## DIRECTIVE
Wherever "ships" appears in a line, copy that line.

## EXTRACTED ENTRIES
★ ★ ★ ★ ★ ★ ★

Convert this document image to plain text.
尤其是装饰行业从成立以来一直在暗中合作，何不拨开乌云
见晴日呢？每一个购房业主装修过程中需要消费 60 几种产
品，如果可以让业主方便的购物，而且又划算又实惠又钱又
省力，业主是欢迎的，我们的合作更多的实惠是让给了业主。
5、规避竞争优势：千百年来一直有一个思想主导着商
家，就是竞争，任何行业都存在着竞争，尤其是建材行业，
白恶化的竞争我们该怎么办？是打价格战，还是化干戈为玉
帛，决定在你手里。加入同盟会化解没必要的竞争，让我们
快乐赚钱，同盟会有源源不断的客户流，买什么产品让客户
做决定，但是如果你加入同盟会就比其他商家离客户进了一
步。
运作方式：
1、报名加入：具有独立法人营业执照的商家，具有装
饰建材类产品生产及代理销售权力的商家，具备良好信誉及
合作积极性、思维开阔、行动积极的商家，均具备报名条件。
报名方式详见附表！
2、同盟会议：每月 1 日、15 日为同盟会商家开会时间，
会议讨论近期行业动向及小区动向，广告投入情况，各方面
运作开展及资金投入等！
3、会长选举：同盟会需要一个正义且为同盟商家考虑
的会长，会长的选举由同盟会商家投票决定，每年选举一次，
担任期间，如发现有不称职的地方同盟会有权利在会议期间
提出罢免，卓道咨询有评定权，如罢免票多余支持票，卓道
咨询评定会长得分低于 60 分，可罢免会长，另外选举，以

★ ★ ★ ★ ★ ★ ★

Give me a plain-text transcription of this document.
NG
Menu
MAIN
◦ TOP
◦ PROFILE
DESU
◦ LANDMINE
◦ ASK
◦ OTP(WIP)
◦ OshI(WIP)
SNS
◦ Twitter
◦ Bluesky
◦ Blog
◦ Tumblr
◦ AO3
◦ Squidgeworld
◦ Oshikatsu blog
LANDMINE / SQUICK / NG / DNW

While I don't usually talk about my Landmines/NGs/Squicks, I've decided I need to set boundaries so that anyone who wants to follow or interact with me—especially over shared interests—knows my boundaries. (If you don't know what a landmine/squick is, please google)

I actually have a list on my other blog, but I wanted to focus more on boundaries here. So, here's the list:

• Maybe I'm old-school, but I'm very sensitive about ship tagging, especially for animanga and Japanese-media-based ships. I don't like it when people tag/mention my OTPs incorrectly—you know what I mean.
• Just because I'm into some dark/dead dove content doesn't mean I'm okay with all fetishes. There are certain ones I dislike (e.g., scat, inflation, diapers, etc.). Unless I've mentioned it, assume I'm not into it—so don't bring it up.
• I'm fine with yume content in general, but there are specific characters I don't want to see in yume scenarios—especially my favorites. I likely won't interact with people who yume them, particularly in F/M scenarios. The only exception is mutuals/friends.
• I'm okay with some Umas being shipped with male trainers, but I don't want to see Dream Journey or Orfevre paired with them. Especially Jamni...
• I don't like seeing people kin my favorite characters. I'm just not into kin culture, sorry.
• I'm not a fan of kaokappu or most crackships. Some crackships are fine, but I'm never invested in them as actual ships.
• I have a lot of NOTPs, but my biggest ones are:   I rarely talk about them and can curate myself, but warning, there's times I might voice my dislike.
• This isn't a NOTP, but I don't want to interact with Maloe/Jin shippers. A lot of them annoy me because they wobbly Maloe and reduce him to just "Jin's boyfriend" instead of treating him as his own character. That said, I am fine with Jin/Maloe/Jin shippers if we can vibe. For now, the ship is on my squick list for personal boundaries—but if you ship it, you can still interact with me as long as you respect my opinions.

★ ★ ★ ★ ★ ★ ★

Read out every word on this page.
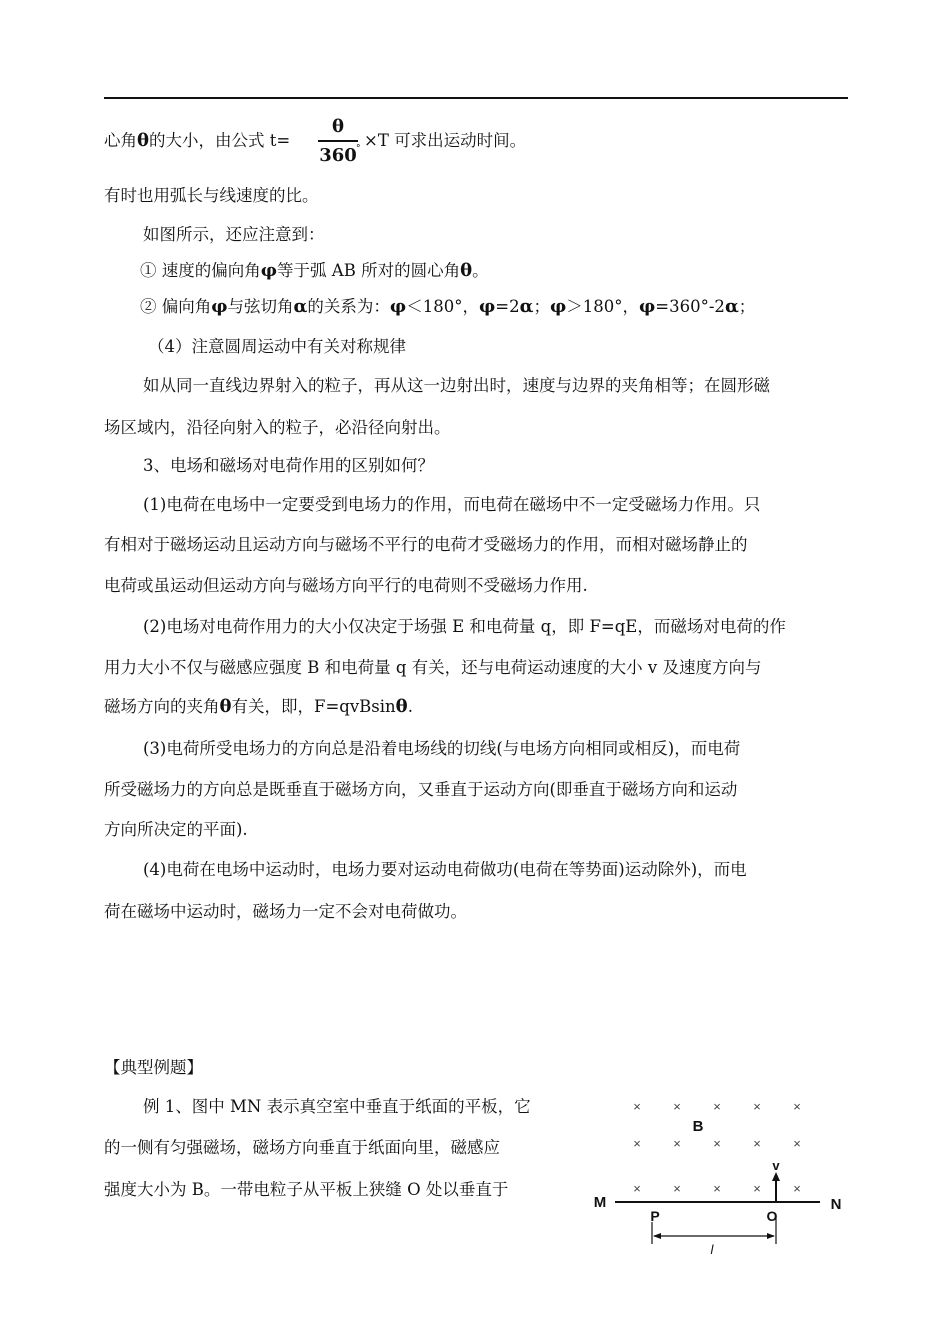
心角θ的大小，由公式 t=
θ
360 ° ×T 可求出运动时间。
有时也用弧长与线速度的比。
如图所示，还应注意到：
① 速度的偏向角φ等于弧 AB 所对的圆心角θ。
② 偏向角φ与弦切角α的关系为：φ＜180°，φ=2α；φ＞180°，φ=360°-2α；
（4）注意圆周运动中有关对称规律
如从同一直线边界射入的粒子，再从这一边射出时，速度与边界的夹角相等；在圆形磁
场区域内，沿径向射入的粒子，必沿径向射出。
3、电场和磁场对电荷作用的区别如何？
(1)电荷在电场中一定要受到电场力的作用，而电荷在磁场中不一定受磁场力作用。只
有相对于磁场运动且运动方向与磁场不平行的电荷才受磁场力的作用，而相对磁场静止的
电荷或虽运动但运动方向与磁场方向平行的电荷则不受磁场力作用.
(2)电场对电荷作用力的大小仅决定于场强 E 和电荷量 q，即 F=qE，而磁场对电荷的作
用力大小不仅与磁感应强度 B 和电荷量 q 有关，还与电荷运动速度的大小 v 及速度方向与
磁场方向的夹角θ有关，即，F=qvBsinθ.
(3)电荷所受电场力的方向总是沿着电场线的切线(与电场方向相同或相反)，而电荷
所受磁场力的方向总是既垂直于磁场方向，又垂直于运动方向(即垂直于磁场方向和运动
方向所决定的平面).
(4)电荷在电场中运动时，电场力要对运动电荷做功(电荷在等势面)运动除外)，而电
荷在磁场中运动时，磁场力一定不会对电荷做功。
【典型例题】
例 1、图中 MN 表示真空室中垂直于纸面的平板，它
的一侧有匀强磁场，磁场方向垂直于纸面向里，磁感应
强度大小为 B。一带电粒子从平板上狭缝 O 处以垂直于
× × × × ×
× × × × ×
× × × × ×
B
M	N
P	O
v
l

★ ★ ★ ★ ★ ★ ★

## FINISHED TASK
• Maybe I'm old-school, but I'm very sensitive about ship tagging, especially for animanga and Japanese-media-based ships. I don't like it when people tag/mention my OTPs incorrectly—you know what I mean.
• I'm not a fan of kaokappu or most crackships. Some crackships are fine, but I'm never invested in them as actual ships.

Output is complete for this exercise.